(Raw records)
+ + +

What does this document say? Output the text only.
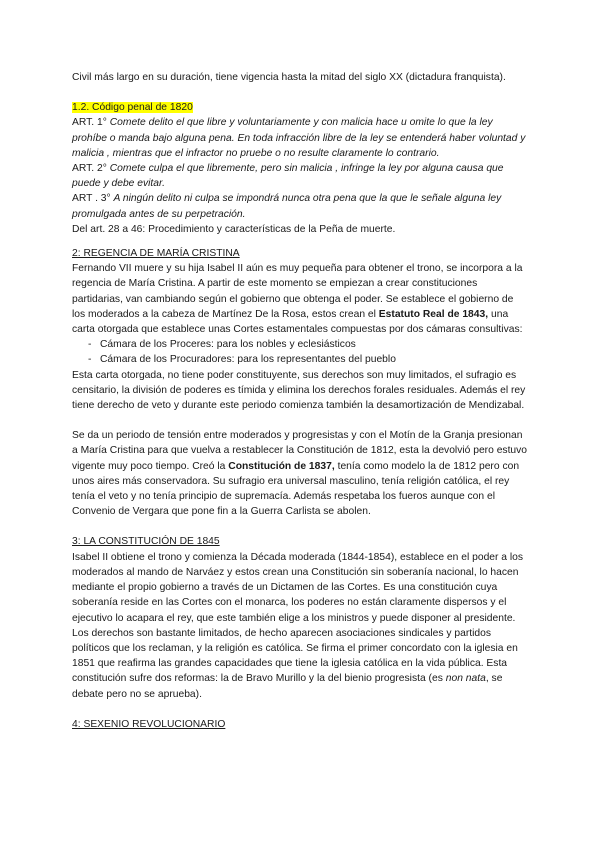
Civil más largo en su duración, tiene vigencia hasta la mitad del siglo XX (dictadura franquista).

1.2. Código penal de 1820

ART. 1° Comete delito el que libre y voluntariamente y con malicia hace u omite lo que la ley prohíbe o manda bajo alguna pena. En toda infracción libre de la ley se entenderá haber voluntad y malicia , mientras que el infractor no pruebe o no resulte claramente lo contrario.

ART. 2° Comete culpa el que libremente, pero sin malicia , infringe la ley por alguna causa que puede y debe evitar.

ART . 3° A ningún delito ni culpa se impondrá nunca otra pena que la que le señale alguna ley promulgada antes de su perpetración.

Del art. 28 a 46: Procedimiento y características de la Peña de muerte.

2: REGENCIA DE MARÍA CRISTINA

Fernando VII muere y su hija Isabel II aún es muy pequeña para obtener el trono, se incorpora a la regencia de María Cristina. A partir de este momento se empiezan a crear constituciones partidarias, van cambiando según el gobierno que obtenga el poder. Se establece el gobierno de los moderados a la cabeza de Martínez De la Rosa, estos crean el Estatuto Real de 1843, una carta otorgada que establece unas Cortes estamentales compuestas por dos cámaras consultivas:

- Cámara de los Proceres: para los nobles y eclesiásticos
- Cámara de los Procuradores: para los representantes del pueblo

Esta carta otorgada, no tiene poder constituyente, sus derechos son muy limitados, el sufragio es censitario, la división de poderes es tímida y elimina los derechos forales residuales. Además el rey tiene derecho de veto y durante este periodo comienza también la desamortización de Mendizabal.

Se da un periodo de tensión entre moderados y progresistas y con el Motín de la Granja presionan a María Cristina para que vuelva a restablecer la Constitución de 1812, esta la devolvió pero estuvo vigente muy poco tiempo. Creó la Constitución de 1837, tenía como modelo la de 1812 pero con unos aires más conservadora. Su sufragio era universal masculino, tenía religión católica, el rey tenía el veto y no tenía principio de supremacía. Además respetaba los fueros aunque con el Convenio de Vergara que pone fin a la Guerra Carlista se abolen.

3: LA CONSTITUCIÓN DE 1845

Isabel II obtiene el trono y comienza la Década moderada (1844-1854), establece en el poder a los moderados al mando de Narváez y estos crean una Constitución sin soberanía nacional, lo hacen mediante el propio gobierno a través de un Dictamen de las Cortes. Es una constitución cuya soberanía reside en las Cortes con el monarca, los poderes no están claramente dispersos y el ejecutivo lo acapara el rey, que este también elige a los ministros y puede disponer al presidente. Los derechos son bastante limitados, de hecho aparecen asociaciones sindicales y partidos políticos que los reclaman, y la religión es católica. Se firma el primer concordato con la iglesia en 1851 que reafirma las grandes capacidades que tiene la iglesia católica en la vida pública. Esta constitución sufre dos reformas: la de Bravo Murillo y la del bienio progresista (es non nata, se debate pero no se aprueba).

4: SEXENIO REVOLUCIONARIO
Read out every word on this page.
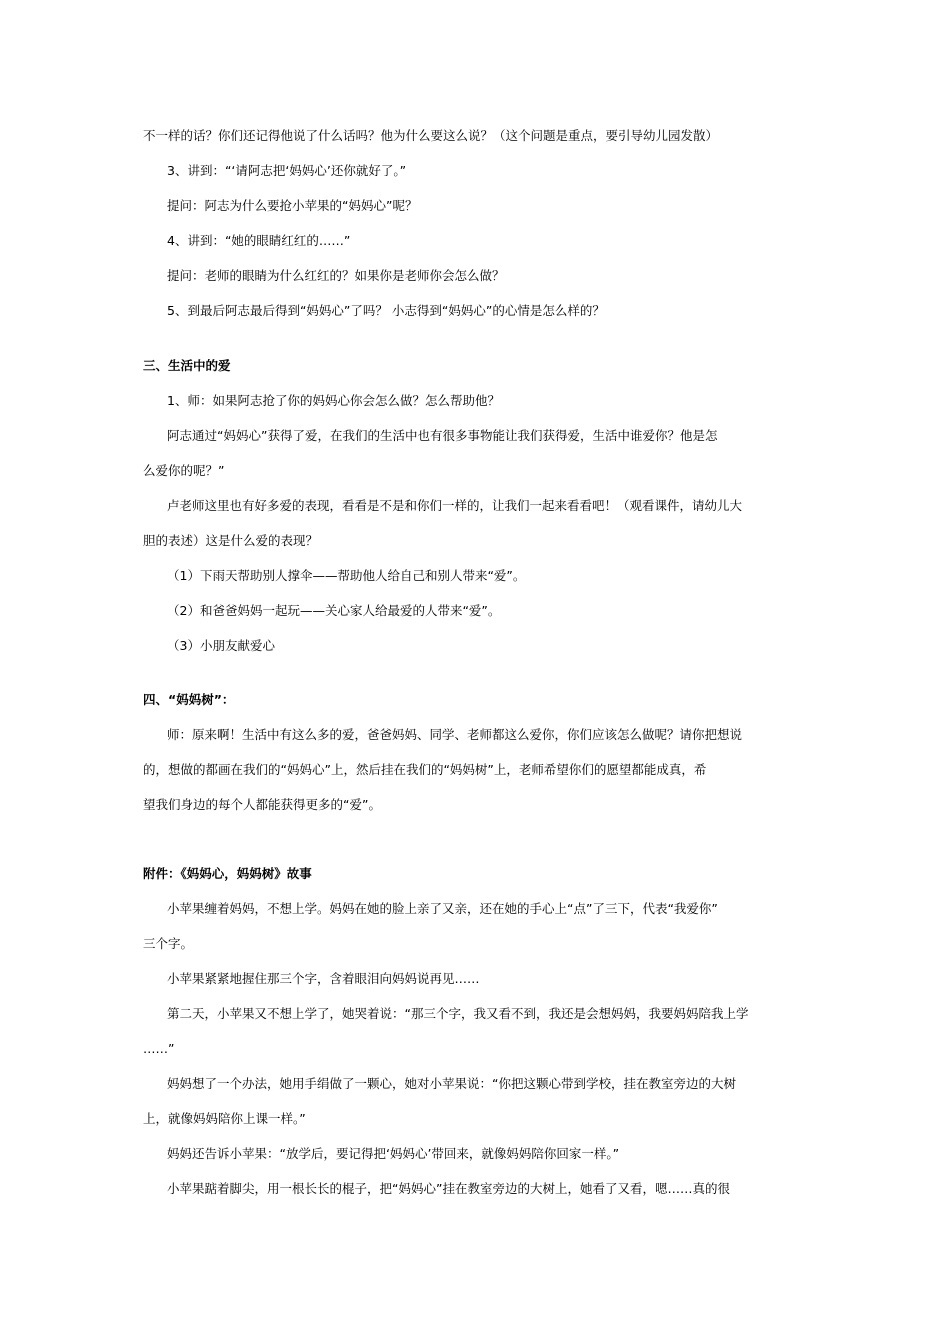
不一样的话？你们还记得他说了什么话吗？他为什么要这么说？（这个问题是重点，要引导幼儿园发散）
3、讲到：“‘请阿志把‘妈妈心’还你就好了。”
提问：阿志为什么要抢小苹果的“妈妈心”呢？
4、讲到：“她的眼睛红红的……”
提问：老师的眼睛为什么红红的？如果你是老师你会怎么做？
5、到最后阿志最后得到“妈妈心”了吗？ 小志得到“妈妈心”的心情是怎么样的？
三、生活中的爱
1、师：如果阿志抢了你的妈妈心你会怎么做？怎么帮助他？
阿志通过“妈妈心”获得了爱，在我们的生活中也有很多事物能让我们获得爱，生活中谁爱你？他是怎
么爱你的呢？”
卢老师这里也有好多爱的表现，看看是不是和你们一样的，让我们一起来看看吧！（观看课件，请幼儿大
胆的表述）这是什么爱的表现？
（1）下雨天帮助别人撑伞——帮助他人给自己和别人带来“爱”。
（2）和爸爸妈妈一起玩——关心家人给最爱的人带来“爱”。
（3）小朋友献爱心
四、“妈妈树”：
师：原来啊！生活中有这么多的爱，爸爸妈妈、同学、老师都这么爱你，你们应该怎么做呢？请你把想说
的，想做的都画在我们的“妈妈心”上，然后挂在我们的“妈妈树”上，老师希望你们的愿望都能成真，希
望我们身边的每个人都能获得更多的“爱”。
附件：《妈妈心，妈妈树》故事
小苹果缠着妈妈，不想上学。妈妈在她的脸上亲了又亲，还在她的手心上“点”了三下，代表“我爱你”
三个字。
小苹果紧紧地握住那三个字，含着眼泪向妈妈说再见……
第二天，小苹果又不想上学了，她哭着说：“那三个字，我又看不到，我还是会想妈妈，我要妈妈陪我上学
……”
妈妈想了一个办法，她用手绢做了一颗心，她对小苹果说：“你把这颗心带到学校，挂在教室旁边的大树
上，就像妈妈陪你上课一样。”
妈妈还告诉小苹果：“放学后，要记得把‘妈妈心’带回来，就像妈妈陪你回家一样。”
小苹果踮着脚尖，用一根长长的棍子，把“妈妈心”挂在教室旁边的大树上，她看了又看，嗯……真的很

+ + +

Repeat the data exactly in full, omitting its pictures.

Exercise output:
What does this document say? Output the text only.
Civil más largo en su duración, tiene vigencia hasta la mitad del siglo XX (dictadura franquista).

1.2. Código penal de 1820

ART. 1° Comete delito el que libre y voluntariamente y con malicia hace u omite lo que la ley prohíbe o manda bajo alguna pena. En toda infracción libre de la ley se entenderá haber voluntad y malicia , mientras que el infractor no pruebe o no resulte claramente lo contrario.

ART. 2° Comete culpa el que libremente, pero sin malicia , infringe la ley por alguna causa que puede y debe evitar.

ART . 3° A ningún delito ni culpa se impondrá nunca otra pena que la que le señale alguna ley promulgada antes de su perpetración.

Del art. 28 a 46: Procedimiento y características de la Peña de muerte.

2: REGENCIA DE MARÍA CRISTINA

Fernando VII muere y su hija Isabel II aún es muy pequeña para obtener el trono, se incorpora a la regencia de María Cristina. A partir de este momento se empiezan a crear constituciones partidarias, van cambiando según el gobierno que obtenga el poder. Se establece el gobierno de los moderados a la cabeza de Martínez De la Rosa, estos crean el Estatuto Real de 1843, una carta otorgada que establece unas Cortes estamentales compuestas por dos cámaras consultivas:

- Cámara de los Proceres: para los nobles y eclesiásticos
- Cámara de los Procuradores: para los representantes del pueblo

Esta carta otorgada, no tiene poder constituyente, sus derechos son muy limitados, el sufragio es censitario, la división de poderes es tímida y elimina los derechos forales residuales. Además el rey tiene derecho de veto y durante este periodo comienza también la desamortización de Mendizabal.

Se da un periodo de tensión entre moderados y progresistas y con el Motín de la Granja presionan a María Cristina para que vuelva a restablecer la Constitución de 1812, esta la devolvió pero estuvo vigente muy poco tiempo. Creó la Constitución de 1837, tenía como modelo la de 1812 pero con unos aires más conservadora. Su sufragio era universal masculino, tenía religión católica, el rey tenía el veto y no tenía principio de supremacía. Además respetaba los fueros aunque con el Convenio de Vergara que pone fin a la Guerra Carlista se abolen.

3: LA CONSTITUCIÓN DE 1845

Isabel II obtiene el trono y comienza la Década moderada (1844-1854), establece en el poder a los moderados al mando de Narváez y estos crean una Constitución sin soberanía nacional, lo hacen mediante el propio gobierno a través de un Dictamen de las Cortes. Es una constitución cuya soberanía reside en las Cortes con el monarca, los poderes no están claramente dispersos y el ejecutivo lo acapara el rey, que este también elige a los ministros y puede disponer al presidente. Los derechos son bastante limitados, de hecho aparecen asociaciones sindicales y partidos políticos que los reclaman, y la religión es católica. Se firma el primer concordato con la iglesia en 1851 que reafirma las grandes capacidades que tiene la iglesia católica en la vida pública. Esta constitución sufre dos reformas: la de Bravo Murillo y la del bienio progresista (es non nata, se debate pero no se aprueba).

4: SEXENIO REVOLUCIONARIO
Read out every word on this page.
不一样的话？你们还记得他说了什么话吗？他为什么要这么说？（这个问题是重点，要引导幼儿园发散）
3、讲到：“‘请阿志把‘妈妈心’还你就好了。”
提问：阿志为什么要抢小苹果的“妈妈心”呢？
4、讲到：“她的眼睛红红的……”
提问：老师的眼睛为什么红红的？如果你是老师你会怎么做？
5、到最后阿志最后得到“妈妈心”了吗？ 小志得到“妈妈心”的心情是怎么样的？
三、生活中的爱
1、师：如果阿志抢了你的妈妈心你会怎么做？怎么帮助他？
阿志通过“妈妈心”获得了爱，在我们的生活中也有很多事物能让我们获得爱，生活中谁爱你？他是怎
么爱你的呢？”
卢老师这里也有好多爱的表现，看看是不是和你们一样的，让我们一起来看看吧！（观看课件，请幼儿大
胆的表述）这是什么爱的表现？
（1）下雨天帮助别人撑伞——帮助他人给自己和别人带来“爱”。
（2）和爸爸妈妈一起玩——关心家人给最爱的人带来“爱”。
（3）小朋友献爱心
四、“妈妈树”：
师：原来啊！生活中有这么多的爱，爸爸妈妈、同学、老师都这么爱你，你们应该怎么做呢？请你把想说
的，想做的都画在我们的“妈妈心”上，然后挂在我们的“妈妈树”上，老师希望你们的愿望都能成真，希
望我们身边的每个人都能获得更多的“爱”。
附件：《妈妈心，妈妈树》故事
小苹果缠着妈妈，不想上学。妈妈在她的脸上亲了又亲，还在她的手心上“点”了三下，代表“我爱你”
三个字。
小苹果紧紧地握住那三个字，含着眼泪向妈妈说再见……
第二天，小苹果又不想上学了，她哭着说：“那三个字，我又看不到，我还是会想妈妈，我要妈妈陪我上学
……”
妈妈想了一个办法，她用手绢做了一颗心，她对小苹果说：“你把这颗心带到学校，挂在教室旁边的大树
上，就像妈妈陪你上课一样。”
妈妈还告诉小苹果：“放学后，要记得把‘妈妈心’带回来，就像妈妈陪你回家一样。”
小苹果踮着脚尖，用一根长长的棍子，把“妈妈心”挂在教室旁边的大树上，她看了又看，嗯……真的很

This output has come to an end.